The request> Using the records provided below, locate and copy each line that contains the word "width".

* START Provided data *

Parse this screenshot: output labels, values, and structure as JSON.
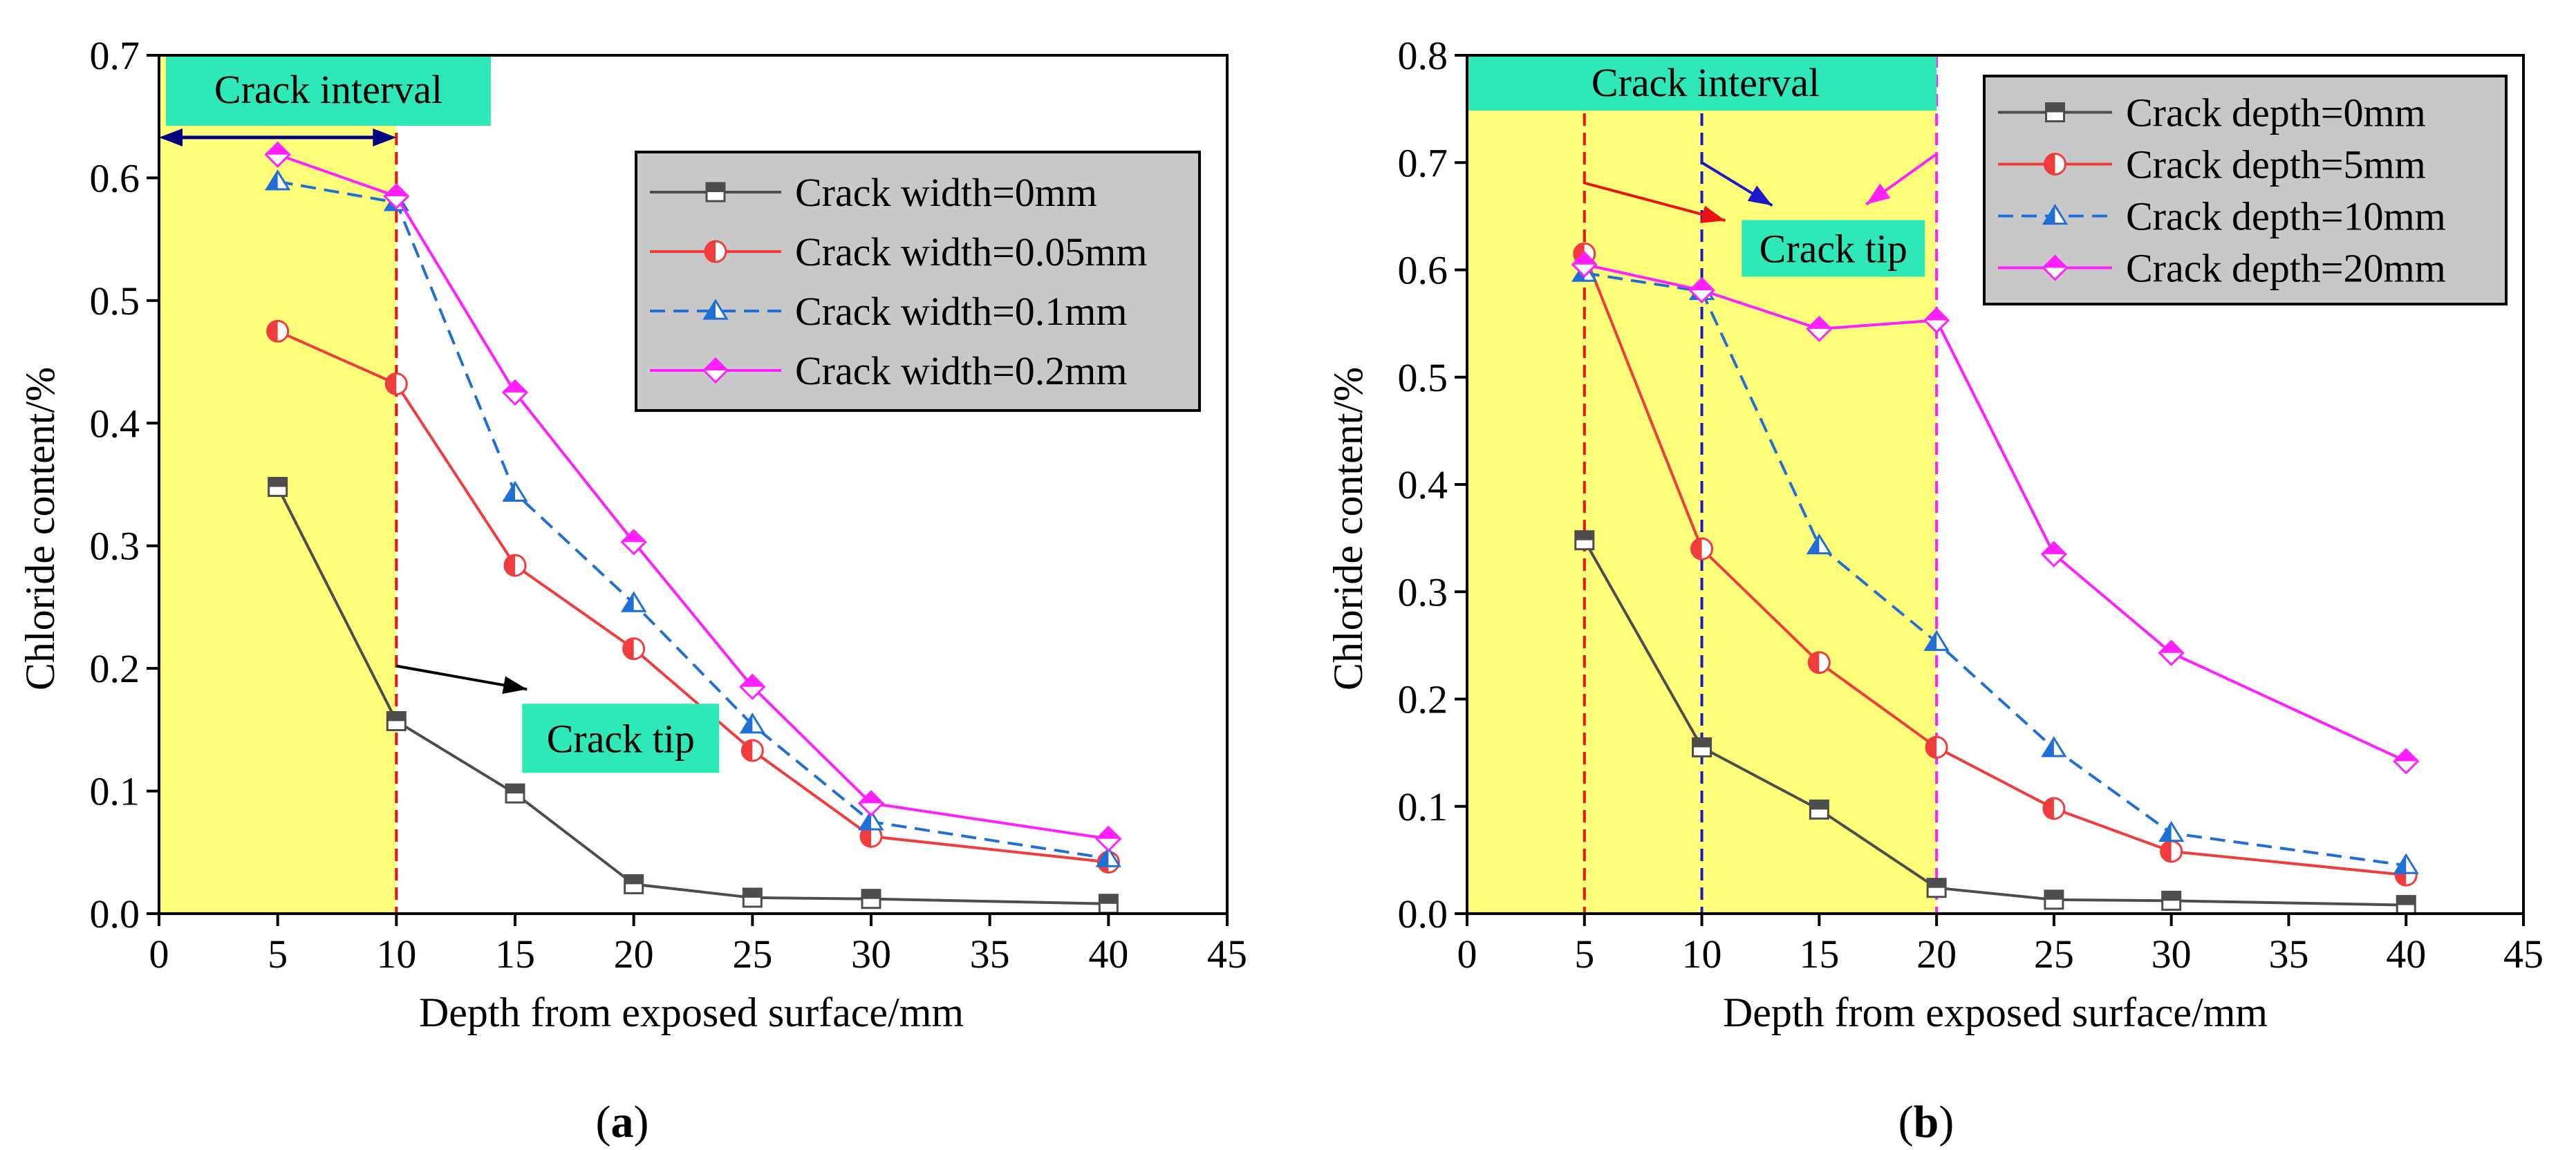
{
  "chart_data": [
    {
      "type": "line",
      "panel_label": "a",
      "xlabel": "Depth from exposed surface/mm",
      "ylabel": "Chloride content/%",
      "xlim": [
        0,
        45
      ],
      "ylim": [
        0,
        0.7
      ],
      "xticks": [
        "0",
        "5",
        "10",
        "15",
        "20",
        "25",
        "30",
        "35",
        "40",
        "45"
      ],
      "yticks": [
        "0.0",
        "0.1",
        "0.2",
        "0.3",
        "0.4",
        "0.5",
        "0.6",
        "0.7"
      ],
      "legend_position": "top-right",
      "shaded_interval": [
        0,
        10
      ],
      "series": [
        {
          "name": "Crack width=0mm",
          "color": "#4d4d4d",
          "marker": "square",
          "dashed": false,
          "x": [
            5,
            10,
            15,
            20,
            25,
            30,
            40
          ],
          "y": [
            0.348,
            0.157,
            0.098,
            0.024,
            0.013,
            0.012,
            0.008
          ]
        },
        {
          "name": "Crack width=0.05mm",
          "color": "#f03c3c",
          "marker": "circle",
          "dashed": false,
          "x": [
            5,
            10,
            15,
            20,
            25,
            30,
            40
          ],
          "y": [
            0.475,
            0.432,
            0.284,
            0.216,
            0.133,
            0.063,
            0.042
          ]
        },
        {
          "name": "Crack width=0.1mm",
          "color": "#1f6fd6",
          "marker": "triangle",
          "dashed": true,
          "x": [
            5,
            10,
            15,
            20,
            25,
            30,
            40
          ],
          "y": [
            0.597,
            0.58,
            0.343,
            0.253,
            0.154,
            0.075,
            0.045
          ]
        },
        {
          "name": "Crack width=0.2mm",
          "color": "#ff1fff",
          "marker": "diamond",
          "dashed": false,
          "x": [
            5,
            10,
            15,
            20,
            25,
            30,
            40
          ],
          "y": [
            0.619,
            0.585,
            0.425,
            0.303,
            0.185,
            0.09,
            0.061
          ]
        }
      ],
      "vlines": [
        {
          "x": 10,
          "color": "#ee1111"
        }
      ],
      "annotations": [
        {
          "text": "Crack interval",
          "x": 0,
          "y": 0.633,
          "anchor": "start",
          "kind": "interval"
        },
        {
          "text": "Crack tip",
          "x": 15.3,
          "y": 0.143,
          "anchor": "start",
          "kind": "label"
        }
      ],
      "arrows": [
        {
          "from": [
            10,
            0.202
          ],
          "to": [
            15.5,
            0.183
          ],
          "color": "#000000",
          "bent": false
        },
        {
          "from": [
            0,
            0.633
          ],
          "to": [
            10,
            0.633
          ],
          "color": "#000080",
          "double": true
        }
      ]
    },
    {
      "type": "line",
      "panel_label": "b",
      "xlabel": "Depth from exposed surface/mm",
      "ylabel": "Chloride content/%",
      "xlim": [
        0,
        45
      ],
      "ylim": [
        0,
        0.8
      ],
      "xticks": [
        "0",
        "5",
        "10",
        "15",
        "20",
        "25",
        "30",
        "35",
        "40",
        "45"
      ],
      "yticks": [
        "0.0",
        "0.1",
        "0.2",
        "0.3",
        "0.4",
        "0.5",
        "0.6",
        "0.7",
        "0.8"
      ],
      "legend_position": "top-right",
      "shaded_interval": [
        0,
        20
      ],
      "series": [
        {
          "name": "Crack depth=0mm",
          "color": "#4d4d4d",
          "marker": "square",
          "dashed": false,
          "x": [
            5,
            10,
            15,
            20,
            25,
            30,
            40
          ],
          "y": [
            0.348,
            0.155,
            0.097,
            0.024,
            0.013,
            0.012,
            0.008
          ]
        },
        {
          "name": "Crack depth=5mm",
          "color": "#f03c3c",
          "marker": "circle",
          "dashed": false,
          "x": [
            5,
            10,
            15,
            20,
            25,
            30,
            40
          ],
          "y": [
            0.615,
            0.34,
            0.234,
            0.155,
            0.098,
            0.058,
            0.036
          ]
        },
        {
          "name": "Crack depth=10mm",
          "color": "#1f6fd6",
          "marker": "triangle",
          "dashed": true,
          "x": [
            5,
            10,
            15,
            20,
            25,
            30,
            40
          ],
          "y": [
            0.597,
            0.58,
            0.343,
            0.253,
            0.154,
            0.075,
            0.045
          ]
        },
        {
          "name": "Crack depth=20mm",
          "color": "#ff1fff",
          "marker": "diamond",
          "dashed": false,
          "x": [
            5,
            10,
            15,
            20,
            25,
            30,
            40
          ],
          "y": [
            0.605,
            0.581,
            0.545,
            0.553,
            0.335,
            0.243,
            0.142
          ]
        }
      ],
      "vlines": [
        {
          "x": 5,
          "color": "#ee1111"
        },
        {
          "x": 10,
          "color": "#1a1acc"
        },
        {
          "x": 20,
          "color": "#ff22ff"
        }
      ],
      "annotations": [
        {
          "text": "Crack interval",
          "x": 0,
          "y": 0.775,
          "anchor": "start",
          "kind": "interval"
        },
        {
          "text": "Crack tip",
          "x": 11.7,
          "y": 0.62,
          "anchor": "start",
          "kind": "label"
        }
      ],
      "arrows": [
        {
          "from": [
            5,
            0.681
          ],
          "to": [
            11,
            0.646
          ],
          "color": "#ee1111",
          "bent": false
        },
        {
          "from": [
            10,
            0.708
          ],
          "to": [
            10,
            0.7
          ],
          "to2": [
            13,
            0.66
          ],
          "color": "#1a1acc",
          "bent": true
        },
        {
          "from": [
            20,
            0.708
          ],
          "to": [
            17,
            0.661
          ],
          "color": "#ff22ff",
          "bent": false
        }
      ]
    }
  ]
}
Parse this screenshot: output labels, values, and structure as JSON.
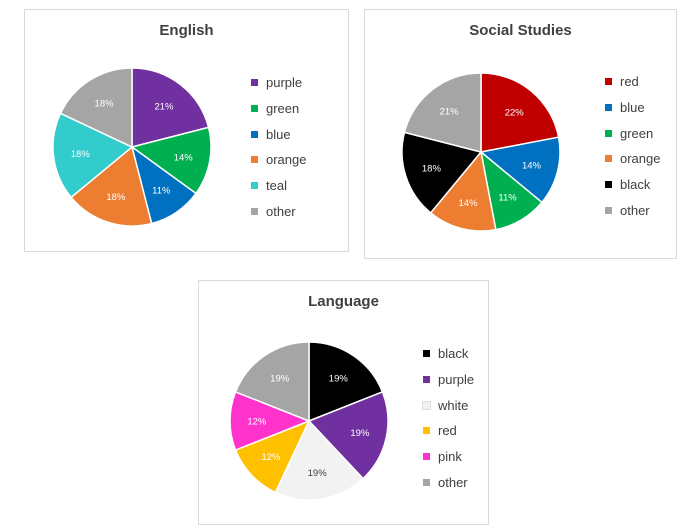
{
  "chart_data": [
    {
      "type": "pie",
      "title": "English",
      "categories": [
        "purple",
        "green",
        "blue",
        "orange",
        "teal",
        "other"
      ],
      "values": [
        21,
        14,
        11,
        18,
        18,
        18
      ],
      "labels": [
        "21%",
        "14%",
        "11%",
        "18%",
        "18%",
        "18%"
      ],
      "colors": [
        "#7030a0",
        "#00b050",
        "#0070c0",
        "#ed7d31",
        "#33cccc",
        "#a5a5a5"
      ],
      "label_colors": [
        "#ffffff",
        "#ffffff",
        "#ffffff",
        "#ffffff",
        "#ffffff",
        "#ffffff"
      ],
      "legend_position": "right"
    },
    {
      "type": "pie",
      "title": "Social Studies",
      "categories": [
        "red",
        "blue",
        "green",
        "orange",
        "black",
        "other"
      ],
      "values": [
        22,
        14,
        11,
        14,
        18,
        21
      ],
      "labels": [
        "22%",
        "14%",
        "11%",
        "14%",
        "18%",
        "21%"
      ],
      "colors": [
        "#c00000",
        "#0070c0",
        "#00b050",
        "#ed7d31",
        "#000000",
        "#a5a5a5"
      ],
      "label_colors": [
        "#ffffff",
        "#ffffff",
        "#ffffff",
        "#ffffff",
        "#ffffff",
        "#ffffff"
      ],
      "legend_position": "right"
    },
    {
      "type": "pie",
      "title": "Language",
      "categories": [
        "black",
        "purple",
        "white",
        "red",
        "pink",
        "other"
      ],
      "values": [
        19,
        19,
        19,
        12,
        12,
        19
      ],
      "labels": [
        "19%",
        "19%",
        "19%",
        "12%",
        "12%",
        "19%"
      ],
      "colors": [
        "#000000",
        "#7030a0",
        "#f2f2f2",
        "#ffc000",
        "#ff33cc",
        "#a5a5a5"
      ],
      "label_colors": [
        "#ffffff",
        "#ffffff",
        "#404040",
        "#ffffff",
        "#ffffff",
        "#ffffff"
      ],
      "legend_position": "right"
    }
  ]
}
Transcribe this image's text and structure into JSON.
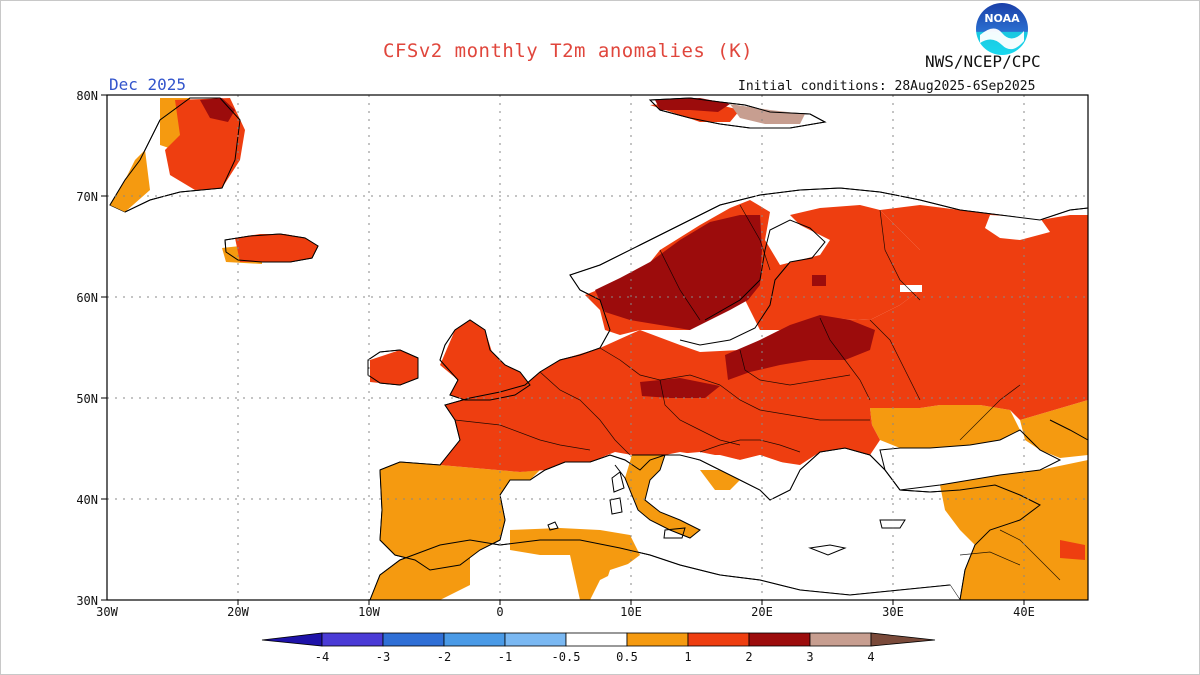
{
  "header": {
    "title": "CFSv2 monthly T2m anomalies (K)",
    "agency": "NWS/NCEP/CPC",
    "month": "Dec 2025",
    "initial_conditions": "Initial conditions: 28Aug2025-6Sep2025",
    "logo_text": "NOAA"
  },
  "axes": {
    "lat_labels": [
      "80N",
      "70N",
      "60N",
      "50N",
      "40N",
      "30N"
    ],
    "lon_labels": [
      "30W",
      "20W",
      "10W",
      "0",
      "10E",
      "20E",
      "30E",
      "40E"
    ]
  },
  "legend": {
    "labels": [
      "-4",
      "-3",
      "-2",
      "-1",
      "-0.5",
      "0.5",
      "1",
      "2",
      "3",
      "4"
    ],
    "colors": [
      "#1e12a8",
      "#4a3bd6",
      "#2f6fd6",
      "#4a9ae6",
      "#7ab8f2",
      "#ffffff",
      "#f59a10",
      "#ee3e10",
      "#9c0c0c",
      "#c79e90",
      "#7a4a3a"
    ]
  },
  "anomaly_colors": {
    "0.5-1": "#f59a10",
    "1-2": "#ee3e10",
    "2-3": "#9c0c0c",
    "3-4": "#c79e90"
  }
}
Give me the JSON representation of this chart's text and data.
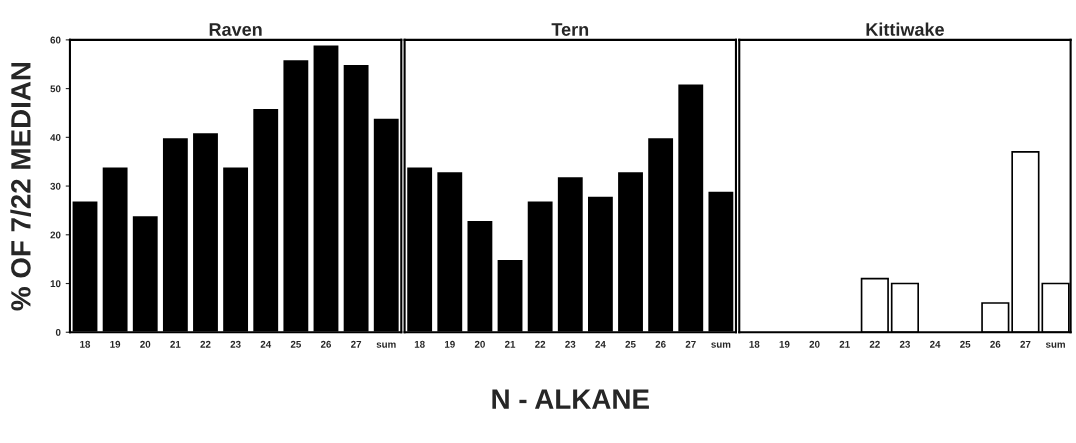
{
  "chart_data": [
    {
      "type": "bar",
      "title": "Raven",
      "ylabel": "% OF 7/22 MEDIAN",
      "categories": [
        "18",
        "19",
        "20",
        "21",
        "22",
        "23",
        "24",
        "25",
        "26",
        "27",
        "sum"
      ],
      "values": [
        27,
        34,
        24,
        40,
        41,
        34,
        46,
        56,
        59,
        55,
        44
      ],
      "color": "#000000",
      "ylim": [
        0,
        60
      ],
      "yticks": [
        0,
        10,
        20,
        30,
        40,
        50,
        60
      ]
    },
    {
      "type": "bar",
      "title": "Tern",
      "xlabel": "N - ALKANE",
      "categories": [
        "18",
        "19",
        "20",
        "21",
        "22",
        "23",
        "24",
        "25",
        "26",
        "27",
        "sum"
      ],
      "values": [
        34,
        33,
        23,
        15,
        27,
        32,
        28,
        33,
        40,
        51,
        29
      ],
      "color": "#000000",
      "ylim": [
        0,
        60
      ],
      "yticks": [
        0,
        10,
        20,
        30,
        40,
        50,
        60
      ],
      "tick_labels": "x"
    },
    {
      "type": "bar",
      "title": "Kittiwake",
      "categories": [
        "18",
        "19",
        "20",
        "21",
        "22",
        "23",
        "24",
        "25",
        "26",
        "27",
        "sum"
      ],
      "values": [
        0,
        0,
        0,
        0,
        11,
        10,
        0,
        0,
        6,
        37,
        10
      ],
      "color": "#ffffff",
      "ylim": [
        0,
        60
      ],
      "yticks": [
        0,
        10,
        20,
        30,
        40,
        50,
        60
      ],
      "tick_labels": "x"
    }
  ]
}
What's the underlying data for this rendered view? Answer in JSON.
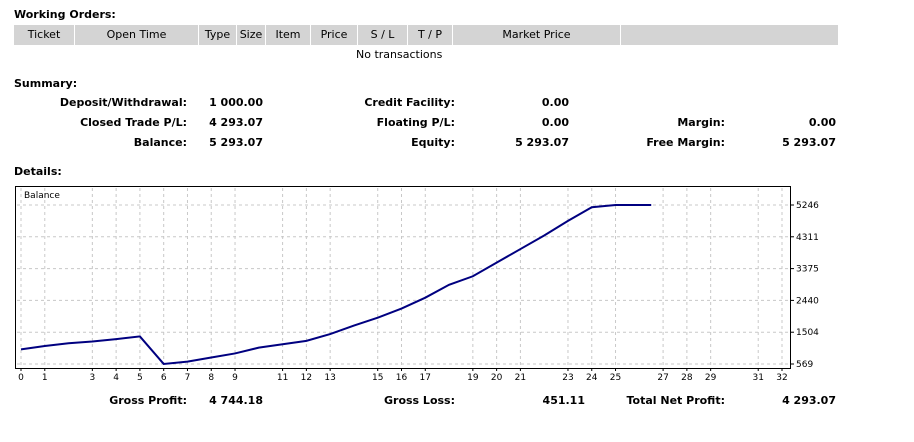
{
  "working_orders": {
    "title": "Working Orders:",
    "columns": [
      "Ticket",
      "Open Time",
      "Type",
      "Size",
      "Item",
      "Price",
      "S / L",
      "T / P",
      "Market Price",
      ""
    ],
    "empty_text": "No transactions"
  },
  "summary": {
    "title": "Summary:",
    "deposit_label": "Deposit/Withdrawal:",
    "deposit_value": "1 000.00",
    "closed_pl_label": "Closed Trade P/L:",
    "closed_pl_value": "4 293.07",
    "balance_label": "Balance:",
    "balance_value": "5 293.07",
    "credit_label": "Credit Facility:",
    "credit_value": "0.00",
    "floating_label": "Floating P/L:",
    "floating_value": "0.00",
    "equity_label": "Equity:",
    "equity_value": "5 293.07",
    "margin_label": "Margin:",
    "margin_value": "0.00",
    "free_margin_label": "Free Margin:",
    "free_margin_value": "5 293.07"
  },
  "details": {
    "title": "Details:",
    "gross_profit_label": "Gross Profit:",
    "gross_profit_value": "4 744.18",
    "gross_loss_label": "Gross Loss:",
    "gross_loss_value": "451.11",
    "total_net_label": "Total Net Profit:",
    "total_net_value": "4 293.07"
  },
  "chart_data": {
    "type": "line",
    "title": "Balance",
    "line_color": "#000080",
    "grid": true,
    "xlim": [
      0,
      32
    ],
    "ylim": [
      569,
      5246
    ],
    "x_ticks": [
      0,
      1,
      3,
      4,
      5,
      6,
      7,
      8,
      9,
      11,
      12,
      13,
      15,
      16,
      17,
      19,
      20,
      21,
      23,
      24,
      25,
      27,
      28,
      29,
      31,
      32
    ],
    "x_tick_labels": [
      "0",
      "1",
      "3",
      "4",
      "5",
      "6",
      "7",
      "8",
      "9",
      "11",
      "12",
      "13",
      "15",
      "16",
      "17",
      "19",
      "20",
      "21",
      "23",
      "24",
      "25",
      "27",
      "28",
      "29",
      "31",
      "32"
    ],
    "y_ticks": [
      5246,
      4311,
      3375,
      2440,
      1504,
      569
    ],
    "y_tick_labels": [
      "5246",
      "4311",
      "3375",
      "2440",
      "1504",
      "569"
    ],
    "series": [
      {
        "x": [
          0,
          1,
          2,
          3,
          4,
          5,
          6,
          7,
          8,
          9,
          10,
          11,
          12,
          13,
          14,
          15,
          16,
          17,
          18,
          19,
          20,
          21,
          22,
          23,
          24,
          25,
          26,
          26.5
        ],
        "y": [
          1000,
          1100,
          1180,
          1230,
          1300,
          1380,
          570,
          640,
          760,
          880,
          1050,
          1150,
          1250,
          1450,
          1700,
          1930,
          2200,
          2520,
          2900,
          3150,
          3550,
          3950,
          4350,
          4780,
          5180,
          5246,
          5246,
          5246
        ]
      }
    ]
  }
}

* END Provided data *

Reply to the exercise>
          "name": "Crack width=0mm",
          "name": "Crack width=0.05mm",
          "name": "Crack width=0.1mm",
          "name": "Crack width=0.2mm",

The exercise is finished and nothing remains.